**Exercise instructions:**
Print each of the entries below again, line for line, with no changes of any kind.
*** Records for the exercise ***
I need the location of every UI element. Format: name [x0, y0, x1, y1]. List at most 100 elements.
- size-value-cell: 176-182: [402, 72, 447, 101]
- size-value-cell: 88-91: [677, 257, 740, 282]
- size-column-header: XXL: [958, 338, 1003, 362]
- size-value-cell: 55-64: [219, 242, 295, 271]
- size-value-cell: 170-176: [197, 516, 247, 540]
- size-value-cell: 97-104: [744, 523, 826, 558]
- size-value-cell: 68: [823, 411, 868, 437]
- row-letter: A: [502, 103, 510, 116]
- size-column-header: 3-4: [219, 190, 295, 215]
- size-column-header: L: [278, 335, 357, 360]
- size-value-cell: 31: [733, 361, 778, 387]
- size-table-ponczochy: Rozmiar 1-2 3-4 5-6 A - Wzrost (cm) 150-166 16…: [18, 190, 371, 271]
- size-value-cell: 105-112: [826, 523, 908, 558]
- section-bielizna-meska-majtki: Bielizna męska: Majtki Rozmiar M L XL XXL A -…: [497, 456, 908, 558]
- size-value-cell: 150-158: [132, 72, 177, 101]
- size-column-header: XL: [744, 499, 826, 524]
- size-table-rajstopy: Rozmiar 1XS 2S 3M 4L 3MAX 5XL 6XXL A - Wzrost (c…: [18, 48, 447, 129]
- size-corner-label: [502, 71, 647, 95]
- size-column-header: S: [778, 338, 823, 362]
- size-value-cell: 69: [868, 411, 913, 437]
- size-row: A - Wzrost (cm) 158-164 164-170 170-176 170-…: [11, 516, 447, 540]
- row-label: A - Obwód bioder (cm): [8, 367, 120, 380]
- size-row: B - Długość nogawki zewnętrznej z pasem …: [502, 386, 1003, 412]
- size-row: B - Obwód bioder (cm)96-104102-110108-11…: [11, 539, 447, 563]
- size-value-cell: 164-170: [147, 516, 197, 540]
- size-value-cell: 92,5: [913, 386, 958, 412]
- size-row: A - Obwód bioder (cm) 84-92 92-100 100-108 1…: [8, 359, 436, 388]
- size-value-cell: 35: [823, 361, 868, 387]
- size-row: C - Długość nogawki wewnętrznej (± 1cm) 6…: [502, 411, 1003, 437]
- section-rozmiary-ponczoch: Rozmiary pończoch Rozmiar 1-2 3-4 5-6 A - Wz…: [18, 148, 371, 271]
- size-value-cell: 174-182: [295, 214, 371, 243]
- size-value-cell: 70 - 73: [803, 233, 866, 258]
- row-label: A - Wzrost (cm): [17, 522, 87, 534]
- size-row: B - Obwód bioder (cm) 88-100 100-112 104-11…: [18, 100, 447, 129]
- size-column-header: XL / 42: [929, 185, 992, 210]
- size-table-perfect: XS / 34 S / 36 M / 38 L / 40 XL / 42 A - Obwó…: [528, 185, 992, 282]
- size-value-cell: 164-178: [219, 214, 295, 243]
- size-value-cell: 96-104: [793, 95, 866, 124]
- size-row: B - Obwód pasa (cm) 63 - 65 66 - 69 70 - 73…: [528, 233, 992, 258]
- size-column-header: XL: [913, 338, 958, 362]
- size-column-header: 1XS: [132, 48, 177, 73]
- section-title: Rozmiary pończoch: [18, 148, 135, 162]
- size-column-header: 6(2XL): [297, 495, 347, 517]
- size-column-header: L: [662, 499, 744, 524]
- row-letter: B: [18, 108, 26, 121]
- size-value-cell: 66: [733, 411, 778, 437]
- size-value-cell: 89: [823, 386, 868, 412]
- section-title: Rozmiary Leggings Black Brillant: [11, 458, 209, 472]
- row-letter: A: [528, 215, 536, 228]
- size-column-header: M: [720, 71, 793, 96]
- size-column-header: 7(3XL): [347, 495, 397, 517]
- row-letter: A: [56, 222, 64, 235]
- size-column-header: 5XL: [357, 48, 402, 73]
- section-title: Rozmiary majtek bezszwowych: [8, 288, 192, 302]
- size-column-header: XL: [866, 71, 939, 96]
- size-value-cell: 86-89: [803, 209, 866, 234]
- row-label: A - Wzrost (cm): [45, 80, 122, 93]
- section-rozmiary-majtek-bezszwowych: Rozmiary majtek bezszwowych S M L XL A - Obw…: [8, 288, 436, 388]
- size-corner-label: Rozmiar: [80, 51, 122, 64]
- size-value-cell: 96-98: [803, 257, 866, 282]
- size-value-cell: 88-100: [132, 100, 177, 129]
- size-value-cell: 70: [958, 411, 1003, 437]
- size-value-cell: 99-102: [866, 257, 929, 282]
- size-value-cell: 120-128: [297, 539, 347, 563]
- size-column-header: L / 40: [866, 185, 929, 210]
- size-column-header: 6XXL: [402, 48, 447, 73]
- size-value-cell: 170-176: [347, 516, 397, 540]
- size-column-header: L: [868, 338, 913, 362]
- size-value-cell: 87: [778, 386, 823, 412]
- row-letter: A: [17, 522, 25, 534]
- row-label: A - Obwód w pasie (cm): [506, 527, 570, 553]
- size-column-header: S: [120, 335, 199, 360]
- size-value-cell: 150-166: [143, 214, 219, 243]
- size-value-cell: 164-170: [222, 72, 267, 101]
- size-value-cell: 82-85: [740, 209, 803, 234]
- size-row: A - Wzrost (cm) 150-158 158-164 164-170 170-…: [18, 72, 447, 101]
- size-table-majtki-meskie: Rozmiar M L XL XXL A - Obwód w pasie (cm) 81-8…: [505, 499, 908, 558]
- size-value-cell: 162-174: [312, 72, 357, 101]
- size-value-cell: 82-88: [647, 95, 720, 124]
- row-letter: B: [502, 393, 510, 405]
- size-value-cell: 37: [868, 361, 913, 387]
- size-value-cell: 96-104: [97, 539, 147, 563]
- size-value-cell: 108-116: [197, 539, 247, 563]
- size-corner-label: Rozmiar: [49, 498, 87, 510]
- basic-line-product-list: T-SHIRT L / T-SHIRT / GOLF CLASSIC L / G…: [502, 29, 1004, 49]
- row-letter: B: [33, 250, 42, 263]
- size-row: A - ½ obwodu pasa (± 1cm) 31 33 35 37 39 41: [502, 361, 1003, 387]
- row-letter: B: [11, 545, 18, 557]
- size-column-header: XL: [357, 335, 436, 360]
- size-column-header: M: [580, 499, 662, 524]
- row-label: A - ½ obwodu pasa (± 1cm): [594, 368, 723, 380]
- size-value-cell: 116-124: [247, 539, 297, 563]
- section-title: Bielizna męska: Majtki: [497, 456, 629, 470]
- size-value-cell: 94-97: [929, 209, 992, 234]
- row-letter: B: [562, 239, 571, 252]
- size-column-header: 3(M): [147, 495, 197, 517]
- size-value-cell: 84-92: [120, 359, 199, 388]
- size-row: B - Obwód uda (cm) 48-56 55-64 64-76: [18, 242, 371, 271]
***
**Written answer:**
I need the location of every UI element. Format: name [x0, y0, x1, y1]. List at most 100 elements.
- size-value-cell: 176-182: [402, 72, 447, 101]
- size-value-cell: 88-91: [677, 257, 740, 282]
- size-column-header: XXL: [958, 338, 1003, 362]
- size-value-cell: 55-64: [219, 242, 295, 271]
- size-value-cell: 170-176: [197, 516, 247, 540]
- size-value-cell: 97-104: [744, 523, 826, 558]
- size-value-cell: 68: [823, 411, 868, 437]
- row-letter: A: [502, 103, 510, 116]
- size-column-header: 3-4: [219, 190, 295, 215]
- size-column-header: L: [278, 335, 357, 360]
- size-value-cell: 31: [733, 361, 778, 387]
- size-table-ponczochy: Rozmiar 1-2 3-4 5-6 A - Wzrost (cm) 150-166 16…: [18, 190, 371, 271]
- size-value-cell: 105-112: [826, 523, 908, 558]
- section-bielizna-meska-majtki: Bielizna męska: Majtki Rozmiar M L XL XXL A -…: [497, 456, 908, 558]
- size-value-cell: 150-158: [132, 72, 177, 101]
- size-column-header: XL: [744, 499, 826, 524]
- size-table-rajstopy: Rozmiar 1XS 2S 3M 4L 3MAX 5XL 6XXL A - Wzrost (c…: [18, 48, 447, 129]
- size-corner-label: [502, 71, 647, 95]
- size-column-header: S: [778, 338, 823, 362]
- size-value-cell: 69: [868, 411, 913, 437]
- size-row: A - Wzrost (cm) 158-164 164-170 170-176 170-…: [11, 516, 447, 540]
- row-label: A - Obwód bioder (cm): [8, 367, 120, 380]
- size-row: B - Długość nogawki zewnętrznej z pasem …: [502, 386, 1003, 412]
- size-row: B - Obwód bioder (cm)96-104102-110108-11…: [11, 539, 447, 563]
- size-value-cell: 164-170: [147, 516, 197, 540]
- size-value-cell: 92,5: [913, 386, 958, 412]
- size-row: A - Obwód bioder (cm) 84-92 92-100 100-108 1…: [8, 359, 436, 388]
- size-value-cell: 35: [823, 361, 868, 387]
- size-row: C - Długość nogawki wewnętrznej (± 1cm) 6…: [502, 411, 1003, 437]
- section-rozmiary-ponczoch: Rozmiary pończoch Rozmiar 1-2 3-4 5-6 A - Wz…: [18, 148, 371, 271]
- size-value-cell: 174-182: [295, 214, 371, 243]
- size-value-cell: 70 - 73: [803, 233, 866, 258]
- row-label: A - Wzrost (cm): [17, 522, 87, 534]
- size-row: B - Obwód bioder (cm) 88-100 100-112 104-11…: [18, 100, 447, 129]
- size-column-header: XL / 42: [929, 185, 992, 210]
- size-table-perfect: XS / 34 S / 36 M / 38 L / 40 XL / 42 A - Obwó…: [528, 185, 992, 282]
- size-value-cell: 164-178: [219, 214, 295, 243]
- size-value-cell: 96-104: [793, 95, 866, 124]
- size-row: B - Obwód pasa (cm) 63 - 65 66 - 69 70 - 73…: [528, 233, 992, 258]
- size-column-header: XL: [913, 338, 958, 362]
- size-column-header: 1XS: [132, 48, 177, 73]
- section-title: Rozmiary pończoch: [18, 148, 135, 162]
- size-column-header: 6(2XL): [297, 495, 347, 517]
- size-column-header: L: [662, 499, 744, 524]
- row-letter: B: [18, 108, 26, 121]
- size-value-cell: 66: [733, 411, 778, 437]
- size-value-cell: 89: [823, 386, 868, 412]
- section-title: Rozmiary Leggings Black Brillant: [11, 458, 209, 472]
- row-letter: A: [528, 215, 536, 228]
- size-column-header: M: [720, 71, 793, 96]
- size-column-header: 7(3XL): [347, 495, 397, 517]
- row-letter: A: [56, 222, 64, 235]
- size-column-header: 5XL: [357, 48, 402, 73]
- section-title: Rozmiary majtek bezszwowych: [8, 288, 192, 302]
- size-column-header: XL: [866, 71, 939, 96]
- size-value-cell: 86-89: [803, 209, 866, 234]
- row-label: A - Wzrost (cm): [45, 80, 122, 93]
- section-rozmiary-majtek-bezszwowych: Rozmiary majtek bezszwowych S M L XL A - Obw…: [8, 288, 436, 388]
- size-corner-label: Rozmiar: [80, 51, 122, 64]
- size-value-cell: 96-98: [803, 257, 866, 282]
- size-value-cell: 88-100: [132, 100, 177, 129]
- size-value-cell: 70: [958, 411, 1003, 437]
- size-value-cell: 99-102: [866, 257, 929, 282]
- size-value-cell: 120-128: [297, 539, 347, 563]
- size-column-header: L / 40: [866, 185, 929, 210]
- size-column-header: 6XXL: [402, 48, 447, 73]
- size-value-cell: 170-176: [347, 516, 397, 540]
- size-column-header: L: [868, 338, 913, 362]
- size-value-cell: 87: [778, 386, 823, 412]
- row-letter: A: [17, 522, 25, 534]
- row-label: A - Obwód w pasie (cm): [506, 527, 570, 553]
- size-column-header: S: [120, 335, 199, 360]
- size-value-cell: 150-166: [143, 214, 219, 243]
- size-value-cell: 164-170: [222, 72, 267, 101]
- size-value-cell: 82-85: [740, 209, 803, 234]
- size-row: A - Wzrost (cm) 150-158 158-164 164-170 170-…: [18, 72, 447, 101]
- size-table-majtki-meskie: Rozmiar M L XL XXL A - Obwód w pasie (cm) 81-8…: [505, 499, 908, 558]
- size-value-cell: 162-174: [312, 72, 357, 101]
- size-value-cell: 82-88: [647, 95, 720, 124]
- row-letter: B: [502, 393, 510, 405]
- size-value-cell: 37: [868, 361, 913, 387]
- size-value-cell: 96-104: [97, 539, 147, 563]
- size-value-cell: 108-116: [197, 539, 247, 563]
- size-corner-label: Rozmiar: [49, 498, 87, 510]
- basic-line-product-list: T-SHIRT L / T-SHIRT / GOLF CLASSIC L / G…: [502, 29, 1004, 49]
- row-letter: B: [33, 250, 42, 263]
- size-row: A - ½ obwodu pasa (± 1cm) 31 33 35 37 39 41: [502, 361, 1003, 387]
- row-letter: B: [11, 545, 18, 557]
- size-column-header: XL: [357, 335, 436, 360]
- size-column-header: M: [580, 499, 662, 524]
- row-label: A - ½ obwodu pasa (± 1cm): [594, 368, 723, 380]
- size-value-cell: 116-124: [247, 539, 297, 563]
- section-title: Bielizna męska: Majtki: [497, 456, 629, 470]
- size-value-cell: 94-97: [929, 209, 992, 234]
- row-letter: B: [562, 239, 571, 252]
- size-column-header: 3(M): [147, 495, 197, 517]
- size-value-cell: 84-92: [120, 359, 199, 388]
- size-row: B - Obwód uda (cm) 48-56 55-64 64-76: [18, 242, 371, 271]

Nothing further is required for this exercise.